• **Input material**:
##############################
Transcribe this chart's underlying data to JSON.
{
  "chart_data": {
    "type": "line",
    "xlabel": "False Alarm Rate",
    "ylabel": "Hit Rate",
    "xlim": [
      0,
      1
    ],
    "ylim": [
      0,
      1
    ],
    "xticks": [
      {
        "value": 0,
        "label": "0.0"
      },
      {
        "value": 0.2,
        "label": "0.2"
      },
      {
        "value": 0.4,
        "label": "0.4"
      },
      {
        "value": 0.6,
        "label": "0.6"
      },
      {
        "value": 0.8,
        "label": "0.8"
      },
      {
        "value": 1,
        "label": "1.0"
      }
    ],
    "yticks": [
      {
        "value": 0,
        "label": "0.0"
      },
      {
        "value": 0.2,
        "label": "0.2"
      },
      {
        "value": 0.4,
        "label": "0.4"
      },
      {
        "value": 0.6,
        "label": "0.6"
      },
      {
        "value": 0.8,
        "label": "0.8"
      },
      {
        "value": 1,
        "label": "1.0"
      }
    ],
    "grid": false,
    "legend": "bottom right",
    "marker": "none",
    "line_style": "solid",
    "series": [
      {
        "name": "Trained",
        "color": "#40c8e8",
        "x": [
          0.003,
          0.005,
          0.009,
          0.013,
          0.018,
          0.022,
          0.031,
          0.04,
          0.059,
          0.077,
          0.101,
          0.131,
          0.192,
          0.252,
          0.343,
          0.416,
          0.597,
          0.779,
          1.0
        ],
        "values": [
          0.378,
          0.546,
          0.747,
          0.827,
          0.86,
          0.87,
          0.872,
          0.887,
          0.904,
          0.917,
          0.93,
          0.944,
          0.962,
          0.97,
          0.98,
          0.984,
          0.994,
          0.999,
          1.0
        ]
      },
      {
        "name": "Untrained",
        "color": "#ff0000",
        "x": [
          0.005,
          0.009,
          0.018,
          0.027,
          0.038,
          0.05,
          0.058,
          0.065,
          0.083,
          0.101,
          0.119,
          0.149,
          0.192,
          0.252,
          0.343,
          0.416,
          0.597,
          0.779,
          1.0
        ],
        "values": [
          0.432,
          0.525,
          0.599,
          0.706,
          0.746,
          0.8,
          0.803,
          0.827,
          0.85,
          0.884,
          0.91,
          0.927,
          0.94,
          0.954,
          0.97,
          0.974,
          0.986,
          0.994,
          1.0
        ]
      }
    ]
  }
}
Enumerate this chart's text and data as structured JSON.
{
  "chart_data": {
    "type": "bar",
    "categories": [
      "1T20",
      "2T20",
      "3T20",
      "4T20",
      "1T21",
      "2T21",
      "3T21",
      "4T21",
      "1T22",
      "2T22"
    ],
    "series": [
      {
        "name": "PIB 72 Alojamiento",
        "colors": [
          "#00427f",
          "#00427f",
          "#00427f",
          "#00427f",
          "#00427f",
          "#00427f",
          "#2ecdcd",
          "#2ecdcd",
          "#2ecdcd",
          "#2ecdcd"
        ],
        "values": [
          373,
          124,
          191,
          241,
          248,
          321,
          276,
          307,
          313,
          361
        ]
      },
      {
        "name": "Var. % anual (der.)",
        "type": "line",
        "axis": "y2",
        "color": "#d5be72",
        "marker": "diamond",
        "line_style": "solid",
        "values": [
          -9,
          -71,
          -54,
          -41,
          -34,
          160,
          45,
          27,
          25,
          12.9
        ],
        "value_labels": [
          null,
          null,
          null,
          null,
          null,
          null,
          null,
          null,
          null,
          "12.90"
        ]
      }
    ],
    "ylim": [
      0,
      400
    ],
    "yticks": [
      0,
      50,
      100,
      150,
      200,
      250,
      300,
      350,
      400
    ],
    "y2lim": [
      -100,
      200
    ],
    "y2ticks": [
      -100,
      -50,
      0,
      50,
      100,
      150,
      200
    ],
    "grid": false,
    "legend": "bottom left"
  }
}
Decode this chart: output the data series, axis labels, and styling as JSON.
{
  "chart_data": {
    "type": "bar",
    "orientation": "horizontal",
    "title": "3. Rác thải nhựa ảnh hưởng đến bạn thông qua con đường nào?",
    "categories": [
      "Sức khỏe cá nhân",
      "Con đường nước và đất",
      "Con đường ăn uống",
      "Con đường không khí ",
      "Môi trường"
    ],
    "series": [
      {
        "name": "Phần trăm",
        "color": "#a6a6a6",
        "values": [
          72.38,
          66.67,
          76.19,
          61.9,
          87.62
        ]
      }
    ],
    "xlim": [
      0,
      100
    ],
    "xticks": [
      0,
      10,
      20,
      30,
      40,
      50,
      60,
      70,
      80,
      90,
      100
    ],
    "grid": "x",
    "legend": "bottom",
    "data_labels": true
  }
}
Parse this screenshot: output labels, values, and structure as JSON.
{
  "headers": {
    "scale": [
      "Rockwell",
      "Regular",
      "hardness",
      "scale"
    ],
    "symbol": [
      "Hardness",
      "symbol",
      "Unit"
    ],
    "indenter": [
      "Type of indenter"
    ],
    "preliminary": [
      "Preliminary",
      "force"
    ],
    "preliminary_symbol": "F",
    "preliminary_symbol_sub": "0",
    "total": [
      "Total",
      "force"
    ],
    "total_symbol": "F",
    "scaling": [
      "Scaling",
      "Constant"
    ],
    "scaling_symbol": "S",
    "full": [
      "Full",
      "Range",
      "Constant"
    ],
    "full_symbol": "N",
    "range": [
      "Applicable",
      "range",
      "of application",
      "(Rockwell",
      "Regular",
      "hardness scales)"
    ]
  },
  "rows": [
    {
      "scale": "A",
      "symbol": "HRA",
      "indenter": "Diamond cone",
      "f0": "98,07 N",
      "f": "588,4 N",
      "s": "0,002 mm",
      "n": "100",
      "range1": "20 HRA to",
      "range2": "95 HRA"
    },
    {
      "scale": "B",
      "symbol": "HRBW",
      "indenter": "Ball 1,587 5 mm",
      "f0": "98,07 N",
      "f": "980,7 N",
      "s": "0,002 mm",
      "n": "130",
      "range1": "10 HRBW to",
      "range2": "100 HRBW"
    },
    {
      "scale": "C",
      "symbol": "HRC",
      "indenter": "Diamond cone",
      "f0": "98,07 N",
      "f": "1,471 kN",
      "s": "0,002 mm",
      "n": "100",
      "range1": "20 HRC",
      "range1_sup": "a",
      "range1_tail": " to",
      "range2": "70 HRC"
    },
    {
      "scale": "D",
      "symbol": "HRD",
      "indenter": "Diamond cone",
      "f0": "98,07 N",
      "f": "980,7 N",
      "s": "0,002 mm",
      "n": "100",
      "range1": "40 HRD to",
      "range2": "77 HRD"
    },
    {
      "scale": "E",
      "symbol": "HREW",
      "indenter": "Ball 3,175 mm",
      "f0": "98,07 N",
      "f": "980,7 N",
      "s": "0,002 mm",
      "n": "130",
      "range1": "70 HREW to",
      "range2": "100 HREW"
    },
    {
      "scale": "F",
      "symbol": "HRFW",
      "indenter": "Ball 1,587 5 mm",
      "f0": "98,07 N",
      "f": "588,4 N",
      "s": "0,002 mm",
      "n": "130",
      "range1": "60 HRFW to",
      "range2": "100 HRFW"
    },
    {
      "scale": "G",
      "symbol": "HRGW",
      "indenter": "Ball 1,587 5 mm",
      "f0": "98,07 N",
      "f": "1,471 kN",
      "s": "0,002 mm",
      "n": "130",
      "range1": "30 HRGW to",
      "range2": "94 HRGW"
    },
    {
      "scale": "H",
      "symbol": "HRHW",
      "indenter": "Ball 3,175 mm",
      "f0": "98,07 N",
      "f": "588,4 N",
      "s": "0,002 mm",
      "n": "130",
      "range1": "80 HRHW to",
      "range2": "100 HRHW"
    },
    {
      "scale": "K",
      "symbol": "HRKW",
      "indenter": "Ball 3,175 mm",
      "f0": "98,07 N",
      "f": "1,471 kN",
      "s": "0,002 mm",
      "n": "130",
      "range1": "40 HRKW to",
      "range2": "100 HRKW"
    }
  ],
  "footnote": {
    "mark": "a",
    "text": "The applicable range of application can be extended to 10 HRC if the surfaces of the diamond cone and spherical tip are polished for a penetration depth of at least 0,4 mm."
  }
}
##############################
Sift through the entries and copy every line with "đường".

    "title": "3. Rác thải nhựa ảnh hưởng đến bạn thông qua con đường nào?",
      "Con đường nước và đất",
      "Con đường ăn uống",
      "Con đường không khí ",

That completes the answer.